— BEGIN —

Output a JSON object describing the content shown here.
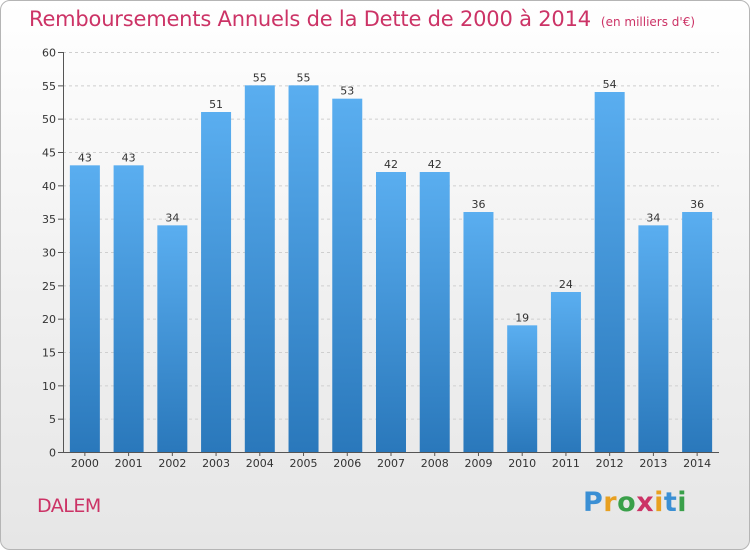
{
  "header": {
    "title": "Remboursements Annuels de la Dette de 2000 à 2014",
    "unit": "(en milliers d'€)"
  },
  "chart_data": {
    "type": "bar",
    "title": "Remboursements Annuels de la Dette de 2000 à 2014",
    "subtitle": "(en milliers d'€)",
    "xlabel": "",
    "ylabel": "",
    "categories": [
      "2000",
      "2001",
      "2002",
      "2003",
      "2004",
      "2005",
      "2006",
      "2007",
      "2008",
      "2009",
      "2010",
      "2011",
      "2012",
      "2013",
      "2014"
    ],
    "values": [
      43,
      43,
      34,
      51,
      55,
      55,
      53,
      42,
      42,
      36,
      19,
      24,
      54,
      34,
      36
    ],
    "ylim": [
      0,
      60
    ],
    "yticks": [
      0,
      5,
      10,
      15,
      20,
      25,
      30,
      35,
      40,
      45,
      50,
      55,
      60
    ],
    "grid": true,
    "bar_color": "#3a8fd4",
    "data_labels": true
  },
  "footer": {
    "commune": "DALEM",
    "brand_letters": [
      "P",
      "r",
      "o",
      "x",
      "i",
      "t",
      "i"
    ],
    "brand_colors": [
      "#3a8fd4",
      "#e8a020",
      "#3aa04a",
      "#cc3366",
      "#e8a020",
      "#3a8fd4",
      "#3aa04a"
    ]
  }
}
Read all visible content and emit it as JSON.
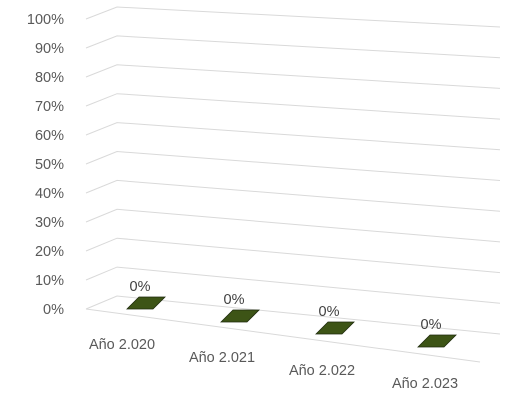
{
  "chart_data": {
    "type": "bar",
    "title": "",
    "xlabel": "",
    "ylabel": "",
    "categories": [
      "Año 2.020",
      "Año 2.021",
      "Año 2.022",
      "Año 2.023"
    ],
    "series": [
      {
        "values": [
          0,
          0,
          0,
          0
        ]
      }
    ],
    "data_labels": [
      "0%",
      "0%",
      "0%",
      "0%"
    ],
    "ylim": [
      0,
      100
    ],
    "y_unit": "%",
    "y_ticks": [
      "0%",
      "10%",
      "20%",
      "30%",
      "40%",
      "50%",
      "60%",
      "70%",
      "80%",
      "90%",
      "100%"
    ],
    "grid": true,
    "legend": "none",
    "three_d": true,
    "colors": {
      "bar": "#3d5416",
      "gridline": "#d9d9d9",
      "label": "#595959"
    }
  }
}
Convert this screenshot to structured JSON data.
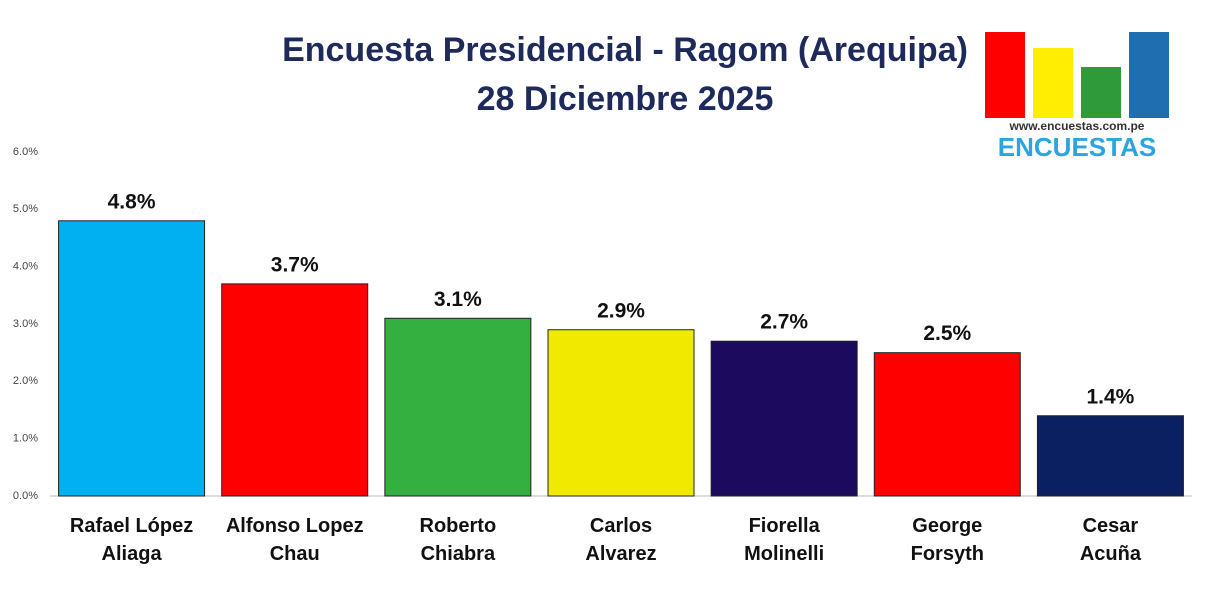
{
  "chart_data": {
    "type": "bar",
    "title": "Encuesta Presidencial - Ragom (Arequipa)",
    "subtitle": "28 Diciembre 2025",
    "categories": [
      "Rafael López\nAliaga",
      "Alfonso Lopez\nChau",
      "Roberto\nChiabra",
      "Carlos\nAlvarez",
      "Fiorella\nMolinelli",
      "George\nForsyth",
      "Cesar\nAcuña"
    ],
    "values": [
      4.8,
      3.7,
      3.1,
      2.9,
      2.7,
      2.5,
      1.4
    ],
    "value_labels": [
      "4.8%",
      "3.7%",
      "3.1%",
      "2.9%",
      "2.7%",
      "2.5%",
      "1.4%"
    ],
    "colors": [
      "#00b0f0",
      "#ff0000",
      "#33b040",
      "#f0ea00",
      "#1c0a5e",
      "#ff0000",
      "#0a2060"
    ],
    "ylim": [
      0,
      6
    ],
    "yticks": [
      {
        "value": 0,
        "label": "0.0%"
      },
      {
        "value": 1,
        "label": "1.0%"
      },
      {
        "value": 2,
        "label": "2.0%"
      },
      {
        "value": 3,
        "label": "3.0%"
      },
      {
        "value": 4,
        "label": "4.0%"
      },
      {
        "value": 5,
        "label": "5.0%"
      },
      {
        "value": 6,
        "label": "6.0%"
      }
    ],
    "grid": false
  },
  "logo": {
    "url": "www.encuestas.com.pe",
    "name": "ENCUESTAS"
  }
}
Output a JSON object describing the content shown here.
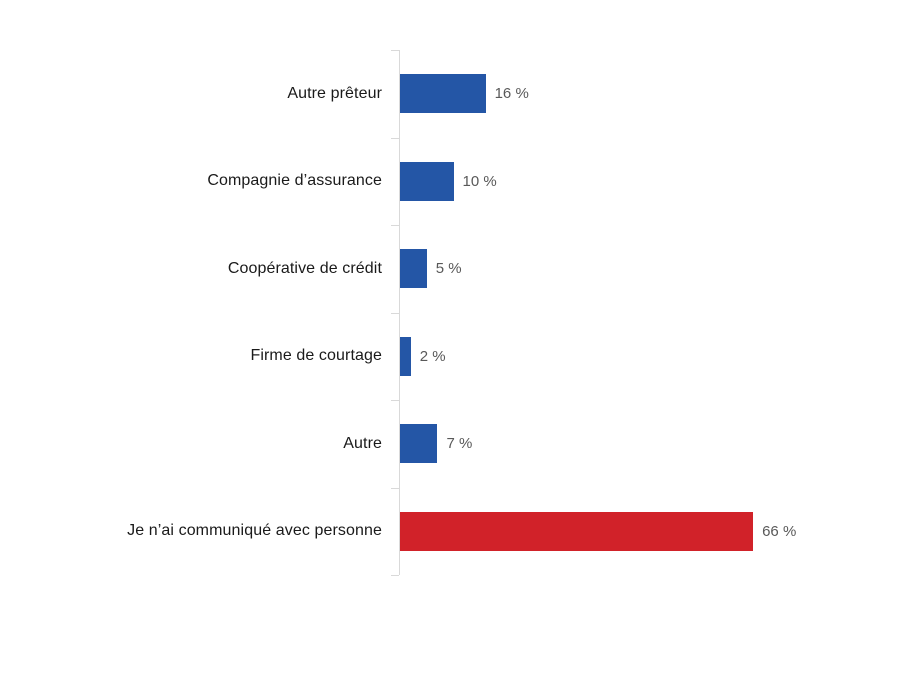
{
  "chart_data": {
    "type": "bar",
    "orientation": "horizontal",
    "title": "",
    "xlabel": "",
    "ylabel": "",
    "grid": false,
    "legend": false,
    "xlim": [
      0,
      100
    ],
    "categories": [
      "Autre prêteur",
      "Compagnie d’assurance",
      "Coopérative de crédit",
      "Firme de courtage",
      "Autre",
      "Je n’ai communiqué avec personne"
    ],
    "values": [
      16,
      10,
      5,
      2,
      7,
      66
    ],
    "value_labels": [
      "16 %",
      "10 %",
      "5 %",
      "2 %",
      "7 %",
      "66 %"
    ],
    "bar_colors": [
      "#2456a6",
      "#2456a6",
      "#2456a6",
      "#2456a6",
      "#2456a6",
      "#d12229"
    ],
    "colors": {
      "bar_blue": "#2456a6",
      "bar_red": "#d12229",
      "axis": "#d9d9d9",
      "category_label": "#1a1a1a",
      "value_label": "#595959",
      "background": "#ffffff"
    }
  }
}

— END —

Output the data above without changes, apart from leaving out the pictures.

Output a JSON object describing the content shown here.
{
  "header": {
    "title": "Remboursements Annuels de la Dette de 2000 à 2014",
    "unit": "(en milliers d'€)"
  },
  "chart_data": {
    "type": "bar",
    "title": "Remboursements Annuels de la Dette de 2000 à 2014",
    "subtitle": "(en milliers d'€)",
    "xlabel": "",
    "ylabel": "",
    "categories": [
      "2000",
      "2001",
      "2002",
      "2003",
      "2004",
      "2005",
      "2006",
      "2007",
      "2008",
      "2009",
      "2010",
      "2011",
      "2012",
      "2013",
      "2014"
    ],
    "values": [
      43,
      43,
      34,
      51,
      55,
      55,
      53,
      42,
      42,
      36,
      19,
      24,
      54,
      34,
      36
    ],
    "ylim": [
      0,
      60
    ],
    "yticks": [
      0,
      5,
      10,
      15,
      20,
      25,
      30,
      35,
      40,
      45,
      50,
      55,
      60
    ],
    "grid": true,
    "bar_color": "#3a8fd4",
    "data_labels": true
  },
  "footer": {
    "commune": "DALEM",
    "brand_letters": [
      "P",
      "r",
      "o",
      "x",
      "i",
      "t",
      "i"
    ],
    "brand_colors": [
      "#3a8fd4",
      "#e8a020",
      "#3aa04a",
      "#cc3366",
      "#e8a020",
      "#3a8fd4",
      "#3aa04a"
    ]
  }
}
Read all visible content and emit it as JSON.
{
  "chart_data": {
    "type": "bar",
    "title": "",
    "xlabel": "",
    "ylabel": "",
    "categories": [
      "Año 2.020",
      "Año 2.021",
      "Año 2.022",
      "Año 2.023"
    ],
    "series": [
      {
        "values": [
          0,
          0,
          0,
          0
        ]
      }
    ],
    "data_labels": [
      "0%",
      "0%",
      "0%",
      "0%"
    ],
    "ylim": [
      0,
      100
    ],
    "y_unit": "%",
    "y_ticks": [
      "0%",
      "10%",
      "20%",
      "30%",
      "40%",
      "50%",
      "60%",
      "70%",
      "80%",
      "90%",
      "100%"
    ],
    "grid": true,
    "legend": "none",
    "three_d": true,
    "colors": {
      "bar": "#3d5416",
      "gridline": "#d9d9d9",
      "label": "#595959"
    }
  }
}
Convert this screenshot to structured JSON data.
{
  "chart_data": {
    "type": "bar",
    "title": "Encuesta Presidencial - Ragom (Arequipa)",
    "subtitle": "28 Diciembre 2025",
    "categories": [
      "Rafael López\nAliaga",
      "Alfonso Lopez\nChau",
      "Roberto\nChiabra",
      "Carlos\nAlvarez",
      "Fiorella\nMolinelli",
      "George\nForsyth",
      "Cesar\nAcuña"
    ],
    "values": [
      4.8,
      3.7,
      3.1,
      2.9,
      2.7,
      2.5,
      1.4
    ],
    "value_labels": [
      "4.8%",
      "3.7%",
      "3.1%",
      "2.9%",
      "2.7%",
      "2.5%",
      "1.4%"
    ],
    "colors": [
      "#00b0f0",
      "#ff0000",
      "#33b040",
      "#f0ea00",
      "#1c0a5e",
      "#ff0000",
      "#0a2060"
    ],
    "ylim": [
      0,
      6
    ],
    "yticks": [
      {
        "value": 0,
        "label": "0.0%"
      },
      {
        "value": 1,
        "label": "1.0%"
      },
      {
        "value": 2,
        "label": "2.0%"
      },
      {
        "value": 3,
        "label": "3.0%"
      },
      {
        "value": 4,
        "label": "4.0%"
      },
      {
        "value": 5,
        "label": "5.0%"
      },
      {
        "value": 6,
        "label": "6.0%"
      }
    ],
    "grid": false
  },
  "logo": {
    "url": "www.encuestas.com.pe",
    "name": "ENCUESTAS"
  }
}
Output a JSON object describing the content shown here.
{
  "chart_data": {
    "type": "bar",
    "orientation": "horizontal",
    "title": "",
    "xlabel": "",
    "ylabel": "",
    "grid": false,
    "legend": false,
    "xlim": [
      0,
      100
    ],
    "categories": [
      "Autre prêteur",
      "Compagnie d’assurance",
      "Coopérative de crédit",
      "Firme de courtage",
      "Autre",
      "Je n’ai communiqué avec personne"
    ],
    "values": [
      16,
      10,
      5,
      2,
      7,
      66
    ],
    "value_labels": [
      "16 %",
      "10 %",
      "5 %",
      "2 %",
      "7 %",
      "66 %"
    ],
    "bar_colors": [
      "#2456a6",
      "#2456a6",
      "#2456a6",
      "#2456a6",
      "#2456a6",
      "#d12229"
    ],
    "colors": {
      "bar_blue": "#2456a6",
      "bar_red": "#d12229",
      "axis": "#d9d9d9",
      "category_label": "#1a1a1a",
      "value_label": "#595959",
      "background": "#ffffff"
    }
  }
}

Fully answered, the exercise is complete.